## start RECORD EXCERPTS

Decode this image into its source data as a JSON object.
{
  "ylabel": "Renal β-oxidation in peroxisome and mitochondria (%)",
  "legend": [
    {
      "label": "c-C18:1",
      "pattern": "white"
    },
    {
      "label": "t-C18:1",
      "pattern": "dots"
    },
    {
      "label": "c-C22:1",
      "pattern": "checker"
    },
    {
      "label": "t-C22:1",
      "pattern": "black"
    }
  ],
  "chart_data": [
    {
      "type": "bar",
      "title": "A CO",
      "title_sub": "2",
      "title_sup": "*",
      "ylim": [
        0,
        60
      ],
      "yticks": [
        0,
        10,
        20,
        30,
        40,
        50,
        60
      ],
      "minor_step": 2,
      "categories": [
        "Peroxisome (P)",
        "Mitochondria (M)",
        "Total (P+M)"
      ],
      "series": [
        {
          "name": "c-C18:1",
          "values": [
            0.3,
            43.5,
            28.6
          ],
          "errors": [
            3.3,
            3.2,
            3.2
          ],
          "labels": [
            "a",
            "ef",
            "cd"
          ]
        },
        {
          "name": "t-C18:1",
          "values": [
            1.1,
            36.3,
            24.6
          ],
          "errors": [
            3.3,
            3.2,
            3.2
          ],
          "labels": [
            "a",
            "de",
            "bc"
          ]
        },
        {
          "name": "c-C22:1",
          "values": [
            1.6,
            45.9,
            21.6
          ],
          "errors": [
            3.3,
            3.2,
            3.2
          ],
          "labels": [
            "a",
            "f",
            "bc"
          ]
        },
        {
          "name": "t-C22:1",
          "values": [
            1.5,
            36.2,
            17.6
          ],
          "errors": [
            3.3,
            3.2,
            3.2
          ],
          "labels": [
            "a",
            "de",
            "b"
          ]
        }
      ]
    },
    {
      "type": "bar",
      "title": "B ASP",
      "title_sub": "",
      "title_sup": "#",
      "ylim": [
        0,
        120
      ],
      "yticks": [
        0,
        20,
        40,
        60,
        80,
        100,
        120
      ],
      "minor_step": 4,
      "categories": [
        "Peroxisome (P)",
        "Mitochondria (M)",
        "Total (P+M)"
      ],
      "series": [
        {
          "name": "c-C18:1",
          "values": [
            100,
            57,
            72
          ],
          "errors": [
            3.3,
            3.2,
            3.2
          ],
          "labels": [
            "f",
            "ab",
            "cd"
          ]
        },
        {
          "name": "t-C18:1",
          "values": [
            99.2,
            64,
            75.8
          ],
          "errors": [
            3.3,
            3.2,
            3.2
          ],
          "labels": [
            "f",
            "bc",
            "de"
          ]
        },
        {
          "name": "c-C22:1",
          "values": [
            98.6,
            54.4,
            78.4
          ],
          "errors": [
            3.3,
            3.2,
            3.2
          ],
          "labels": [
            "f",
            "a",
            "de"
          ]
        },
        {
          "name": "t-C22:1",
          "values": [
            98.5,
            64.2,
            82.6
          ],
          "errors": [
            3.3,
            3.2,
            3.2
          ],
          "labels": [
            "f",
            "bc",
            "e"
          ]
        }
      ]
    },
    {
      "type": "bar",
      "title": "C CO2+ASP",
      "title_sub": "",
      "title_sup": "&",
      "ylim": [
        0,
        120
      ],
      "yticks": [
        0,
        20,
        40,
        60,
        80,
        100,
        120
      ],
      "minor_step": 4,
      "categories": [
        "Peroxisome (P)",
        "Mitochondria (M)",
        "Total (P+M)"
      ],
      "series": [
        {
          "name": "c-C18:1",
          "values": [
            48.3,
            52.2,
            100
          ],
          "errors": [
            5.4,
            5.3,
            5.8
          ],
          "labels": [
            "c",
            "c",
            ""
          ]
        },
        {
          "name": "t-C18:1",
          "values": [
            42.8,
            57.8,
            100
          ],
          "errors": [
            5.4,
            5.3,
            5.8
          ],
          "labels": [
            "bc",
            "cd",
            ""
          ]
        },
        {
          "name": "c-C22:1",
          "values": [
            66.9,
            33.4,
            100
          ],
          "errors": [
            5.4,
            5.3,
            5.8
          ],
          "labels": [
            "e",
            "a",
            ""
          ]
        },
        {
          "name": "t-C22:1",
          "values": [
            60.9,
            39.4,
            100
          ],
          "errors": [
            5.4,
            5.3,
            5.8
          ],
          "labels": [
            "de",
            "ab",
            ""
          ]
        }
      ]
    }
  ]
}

## end RECORD EXCERPTS

* _TO BE DONE_
Give back the whole listing, word for word.

* _THE RESPONSE_
Decode this image into its source data as a JSON object.
{
  "ylabel": "Renal β-oxidation in peroxisome and mitochondria (%)",
  "legend": [
    {
      "label": "c-C18:1",
      "pattern": "white"
    },
    {
      "label": "t-C18:1",
      "pattern": "dots"
    },
    {
      "label": "c-C22:1",
      "pattern": "checker"
    },
    {
      "label": "t-C22:1",
      "pattern": "black"
    }
  ],
  "chart_data": [
    {
      "type": "bar",
      "title": "A CO",
      "title_sub": "2",
      "title_sup": "*",
      "ylim": [
        0,
        60
      ],
      "yticks": [
        0,
        10,
        20,
        30,
        40,
        50,
        60
      ],
      "minor_step": 2,
      "categories": [
        "Peroxisome (P)",
        "Mitochondria (M)",
        "Total (P+M)"
      ],
      "series": [
        {
          "name": "c-C18:1",
          "values": [
            0.3,
            43.5,
            28.6
          ],
          "errors": [
            3.3,
            3.2,
            3.2
          ],
          "labels": [
            "a",
            "ef",
            "cd"
          ]
        },
        {
          "name": "t-C18:1",
          "values": [
            1.1,
            36.3,
            24.6
          ],
          "errors": [
            3.3,
            3.2,
            3.2
          ],
          "labels": [
            "a",
            "de",
            "bc"
          ]
        },
        {
          "name": "c-C22:1",
          "values": [
            1.6,
            45.9,
            21.6
          ],
          "errors": [
            3.3,
            3.2,
            3.2
          ],
          "labels": [
            "a",
            "f",
            "bc"
          ]
        },
        {
          "name": "t-C22:1",
          "values": [
            1.5,
            36.2,
            17.6
          ],
          "errors": [
            3.3,
            3.2,
            3.2
          ],
          "labels": [
            "a",
            "de",
            "b"
          ]
        }
      ]
    },
    {
      "type": "bar",
      "title": "B ASP",
      "title_sub": "",
      "title_sup": "#",
      "ylim": [
        0,
        120
      ],
      "yticks": [
        0,
        20,
        40,
        60,
        80,
        100,
        120
      ],
      "minor_step": 4,
      "categories": [
        "Peroxisome (P)",
        "Mitochondria (M)",
        "Total (P+M)"
      ],
      "series": [
        {
          "name": "c-C18:1",
          "values": [
            100,
            57,
            72
          ],
          "errors": [
            3.3,
            3.2,
            3.2
          ],
          "labels": [
            "f",
            "ab",
            "cd"
          ]
        },
        {
          "name": "t-C18:1",
          "values": [
            99.2,
            64,
            75.8
          ],
          "errors": [
            3.3,
            3.2,
            3.2
          ],
          "labels": [
            "f",
            "bc",
            "de"
          ]
        },
        {
          "name": "c-C22:1",
          "values": [
            98.6,
            54.4,
            78.4
          ],
          "errors": [
            3.3,
            3.2,
            3.2
          ],
          "labels": [
            "f",
            "a",
            "de"
          ]
        },
        {
          "name": "t-C22:1",
          "values": [
            98.5,
            64.2,
            82.6
          ],
          "errors": [
            3.3,
            3.2,
            3.2
          ],
          "labels": [
            "f",
            "bc",
            "e"
          ]
        }
      ]
    },
    {
      "type": "bar",
      "title": "C CO2+ASP",
      "title_sub": "",
      "title_sup": "&",
      "ylim": [
        0,
        120
      ],
      "yticks": [
        0,
        20,
        40,
        60,
        80,
        100,
        120
      ],
      "minor_step": 4,
      "categories": [
        "Peroxisome (P)",
        "Mitochondria (M)",
        "Total (P+M)"
      ],
      "series": [
        {
          "name": "c-C18:1",
          "values": [
            48.3,
            52.2,
            100
          ],
          "errors": [
            5.4,
            5.3,
            5.8
          ],
          "labels": [
            "c",
            "c",
            ""
          ]
        },
        {
          "name": "t-C18:1",
          "values": [
            42.8,
            57.8,
            100
          ],
          "errors": [
            5.4,
            5.3,
            5.8
          ],
          "labels": [
            "bc",
            "cd",
            ""
          ]
        },
        {
          "name": "c-C22:1",
          "values": [
            66.9,
            33.4,
            100
          ],
          "errors": [
            5.4,
            5.3,
            5.8
          ],
          "labels": [
            "e",
            "a",
            ""
          ]
        },
        {
          "name": "t-C22:1",
          "values": [
            60.9,
            39.4,
            100
          ],
          "errors": [
            5.4,
            5.3,
            5.8
          ],
          "labels": [
            "de",
            "ab",
            ""
          ]
        }
      ]
    }
  ]
}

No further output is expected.